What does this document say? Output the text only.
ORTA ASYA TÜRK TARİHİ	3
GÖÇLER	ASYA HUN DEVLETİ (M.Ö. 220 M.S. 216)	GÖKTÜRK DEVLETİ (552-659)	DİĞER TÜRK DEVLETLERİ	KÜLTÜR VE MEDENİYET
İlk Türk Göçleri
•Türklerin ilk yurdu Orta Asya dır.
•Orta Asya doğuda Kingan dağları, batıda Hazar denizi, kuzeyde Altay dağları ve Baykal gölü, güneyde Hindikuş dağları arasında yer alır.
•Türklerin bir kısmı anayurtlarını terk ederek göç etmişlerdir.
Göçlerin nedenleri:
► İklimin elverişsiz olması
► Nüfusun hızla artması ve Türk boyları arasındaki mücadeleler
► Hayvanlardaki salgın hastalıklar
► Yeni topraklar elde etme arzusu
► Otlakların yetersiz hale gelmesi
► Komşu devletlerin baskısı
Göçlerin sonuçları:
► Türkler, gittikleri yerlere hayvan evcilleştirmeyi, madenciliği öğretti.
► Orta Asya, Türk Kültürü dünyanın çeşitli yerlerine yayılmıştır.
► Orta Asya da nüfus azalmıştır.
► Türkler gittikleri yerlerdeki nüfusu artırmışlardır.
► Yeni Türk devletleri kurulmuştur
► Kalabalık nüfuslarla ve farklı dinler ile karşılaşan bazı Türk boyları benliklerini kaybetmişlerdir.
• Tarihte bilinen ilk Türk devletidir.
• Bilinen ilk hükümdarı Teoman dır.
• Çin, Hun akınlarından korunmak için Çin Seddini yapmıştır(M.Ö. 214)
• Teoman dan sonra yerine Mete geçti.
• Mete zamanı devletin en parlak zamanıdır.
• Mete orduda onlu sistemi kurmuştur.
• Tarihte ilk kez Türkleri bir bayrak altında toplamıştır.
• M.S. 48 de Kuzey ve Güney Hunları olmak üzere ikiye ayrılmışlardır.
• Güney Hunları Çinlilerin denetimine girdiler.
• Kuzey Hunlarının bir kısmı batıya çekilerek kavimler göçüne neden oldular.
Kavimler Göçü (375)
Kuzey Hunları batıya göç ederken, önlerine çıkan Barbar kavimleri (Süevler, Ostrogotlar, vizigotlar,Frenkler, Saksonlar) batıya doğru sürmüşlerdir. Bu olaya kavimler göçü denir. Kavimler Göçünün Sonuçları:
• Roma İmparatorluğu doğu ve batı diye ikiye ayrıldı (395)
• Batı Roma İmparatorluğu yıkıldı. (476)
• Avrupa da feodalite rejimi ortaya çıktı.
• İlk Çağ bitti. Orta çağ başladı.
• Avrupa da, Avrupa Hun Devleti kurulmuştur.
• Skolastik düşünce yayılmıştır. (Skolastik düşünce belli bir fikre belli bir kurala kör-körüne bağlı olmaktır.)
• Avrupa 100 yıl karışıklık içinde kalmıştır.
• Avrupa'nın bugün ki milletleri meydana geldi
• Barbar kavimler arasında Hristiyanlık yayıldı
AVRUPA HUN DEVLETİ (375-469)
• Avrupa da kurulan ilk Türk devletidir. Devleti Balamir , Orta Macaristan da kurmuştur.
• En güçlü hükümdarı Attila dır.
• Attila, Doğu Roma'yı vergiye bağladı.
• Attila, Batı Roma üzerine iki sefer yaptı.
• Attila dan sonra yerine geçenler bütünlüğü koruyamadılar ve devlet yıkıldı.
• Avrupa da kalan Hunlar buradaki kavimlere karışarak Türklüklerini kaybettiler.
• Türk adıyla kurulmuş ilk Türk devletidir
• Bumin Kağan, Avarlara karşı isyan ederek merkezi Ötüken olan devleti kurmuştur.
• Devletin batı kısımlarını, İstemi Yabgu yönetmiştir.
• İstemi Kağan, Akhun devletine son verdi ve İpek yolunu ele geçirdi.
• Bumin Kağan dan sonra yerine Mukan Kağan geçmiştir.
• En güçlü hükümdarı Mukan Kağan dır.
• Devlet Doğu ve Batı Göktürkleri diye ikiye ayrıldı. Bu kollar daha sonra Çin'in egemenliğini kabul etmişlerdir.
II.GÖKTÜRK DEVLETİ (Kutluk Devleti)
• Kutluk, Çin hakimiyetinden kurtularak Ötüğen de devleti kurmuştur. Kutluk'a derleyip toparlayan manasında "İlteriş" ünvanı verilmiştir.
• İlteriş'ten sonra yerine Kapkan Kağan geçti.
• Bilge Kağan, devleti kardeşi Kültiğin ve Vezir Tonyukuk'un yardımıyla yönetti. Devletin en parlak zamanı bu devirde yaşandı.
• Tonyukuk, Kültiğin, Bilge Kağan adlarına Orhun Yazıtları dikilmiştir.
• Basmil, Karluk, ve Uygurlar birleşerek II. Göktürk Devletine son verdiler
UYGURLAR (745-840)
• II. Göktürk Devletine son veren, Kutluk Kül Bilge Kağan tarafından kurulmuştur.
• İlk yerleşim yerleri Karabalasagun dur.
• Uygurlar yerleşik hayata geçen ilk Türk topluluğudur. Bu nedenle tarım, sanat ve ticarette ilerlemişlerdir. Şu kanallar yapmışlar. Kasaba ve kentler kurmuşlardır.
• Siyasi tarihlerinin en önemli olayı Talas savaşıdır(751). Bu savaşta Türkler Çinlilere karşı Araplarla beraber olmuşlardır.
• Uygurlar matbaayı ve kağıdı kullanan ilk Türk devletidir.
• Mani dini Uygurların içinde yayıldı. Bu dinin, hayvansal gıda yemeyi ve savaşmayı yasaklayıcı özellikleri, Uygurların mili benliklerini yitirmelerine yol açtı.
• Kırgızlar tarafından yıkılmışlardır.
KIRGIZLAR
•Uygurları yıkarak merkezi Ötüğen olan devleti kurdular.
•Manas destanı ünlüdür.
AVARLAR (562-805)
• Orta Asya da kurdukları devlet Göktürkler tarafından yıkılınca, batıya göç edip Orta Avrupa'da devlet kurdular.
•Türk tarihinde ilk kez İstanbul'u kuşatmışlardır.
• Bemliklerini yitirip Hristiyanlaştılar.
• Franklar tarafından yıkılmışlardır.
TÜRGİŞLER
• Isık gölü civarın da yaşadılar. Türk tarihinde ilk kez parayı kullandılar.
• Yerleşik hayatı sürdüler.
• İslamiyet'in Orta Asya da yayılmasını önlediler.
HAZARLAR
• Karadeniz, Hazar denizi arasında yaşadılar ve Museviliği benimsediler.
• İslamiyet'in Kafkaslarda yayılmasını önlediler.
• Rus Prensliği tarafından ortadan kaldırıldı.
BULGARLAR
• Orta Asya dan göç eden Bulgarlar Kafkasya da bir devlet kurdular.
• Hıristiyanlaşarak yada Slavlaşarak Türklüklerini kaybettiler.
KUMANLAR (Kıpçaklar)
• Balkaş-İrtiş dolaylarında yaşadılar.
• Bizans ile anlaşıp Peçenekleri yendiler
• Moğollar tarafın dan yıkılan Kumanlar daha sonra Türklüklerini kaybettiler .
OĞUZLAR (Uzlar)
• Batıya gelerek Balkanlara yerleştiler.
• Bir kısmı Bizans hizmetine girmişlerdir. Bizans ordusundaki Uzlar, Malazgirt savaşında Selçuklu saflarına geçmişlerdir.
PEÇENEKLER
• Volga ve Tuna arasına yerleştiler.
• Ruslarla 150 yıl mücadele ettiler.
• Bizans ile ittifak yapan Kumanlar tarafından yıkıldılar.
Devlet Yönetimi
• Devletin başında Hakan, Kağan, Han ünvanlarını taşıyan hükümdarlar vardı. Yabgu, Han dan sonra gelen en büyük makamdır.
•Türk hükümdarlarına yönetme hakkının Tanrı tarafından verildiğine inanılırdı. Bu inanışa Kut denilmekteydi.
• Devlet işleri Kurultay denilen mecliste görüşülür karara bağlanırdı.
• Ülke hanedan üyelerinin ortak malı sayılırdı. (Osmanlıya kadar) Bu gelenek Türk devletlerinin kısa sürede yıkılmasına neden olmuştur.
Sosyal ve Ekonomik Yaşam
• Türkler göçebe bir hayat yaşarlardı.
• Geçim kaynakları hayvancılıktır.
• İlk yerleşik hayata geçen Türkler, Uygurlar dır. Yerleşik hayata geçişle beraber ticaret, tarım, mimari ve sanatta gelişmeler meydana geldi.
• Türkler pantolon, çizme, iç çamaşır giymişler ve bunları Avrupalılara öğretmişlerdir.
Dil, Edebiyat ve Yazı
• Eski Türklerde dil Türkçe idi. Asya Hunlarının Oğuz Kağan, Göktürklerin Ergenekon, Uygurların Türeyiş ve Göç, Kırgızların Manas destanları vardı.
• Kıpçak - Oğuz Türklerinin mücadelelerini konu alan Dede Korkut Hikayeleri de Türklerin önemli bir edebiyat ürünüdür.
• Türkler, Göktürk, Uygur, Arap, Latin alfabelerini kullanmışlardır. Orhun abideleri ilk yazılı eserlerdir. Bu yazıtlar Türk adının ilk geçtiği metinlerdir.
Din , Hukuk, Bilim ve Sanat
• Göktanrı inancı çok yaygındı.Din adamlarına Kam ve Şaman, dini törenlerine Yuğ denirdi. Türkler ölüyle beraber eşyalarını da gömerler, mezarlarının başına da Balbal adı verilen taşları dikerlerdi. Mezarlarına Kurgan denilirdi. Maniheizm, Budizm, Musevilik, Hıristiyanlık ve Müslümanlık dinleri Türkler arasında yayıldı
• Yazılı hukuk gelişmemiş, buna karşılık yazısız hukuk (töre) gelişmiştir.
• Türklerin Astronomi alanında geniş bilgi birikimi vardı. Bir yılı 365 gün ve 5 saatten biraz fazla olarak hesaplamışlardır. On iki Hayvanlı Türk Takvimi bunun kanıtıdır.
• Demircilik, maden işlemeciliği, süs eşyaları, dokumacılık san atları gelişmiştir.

────

## GIVEN PROBLEM
Reproduce every line of the listing above in which the string "Orhun" appears.

## RESPONSE FOR THIS EXERCISE
• Tonyukuk, Kültiğin, Bilge Kağan adlarına Orhun Yazıtları dikilmiştir.
• Türkler, Göktürk, Uygur, Arap, Latin alfabelerini kullanmışlardır. Orhun abideleri ilk yazılı eserlerdir. Bu yazıtlar Türk adının ilk geçtiği metinlerdir.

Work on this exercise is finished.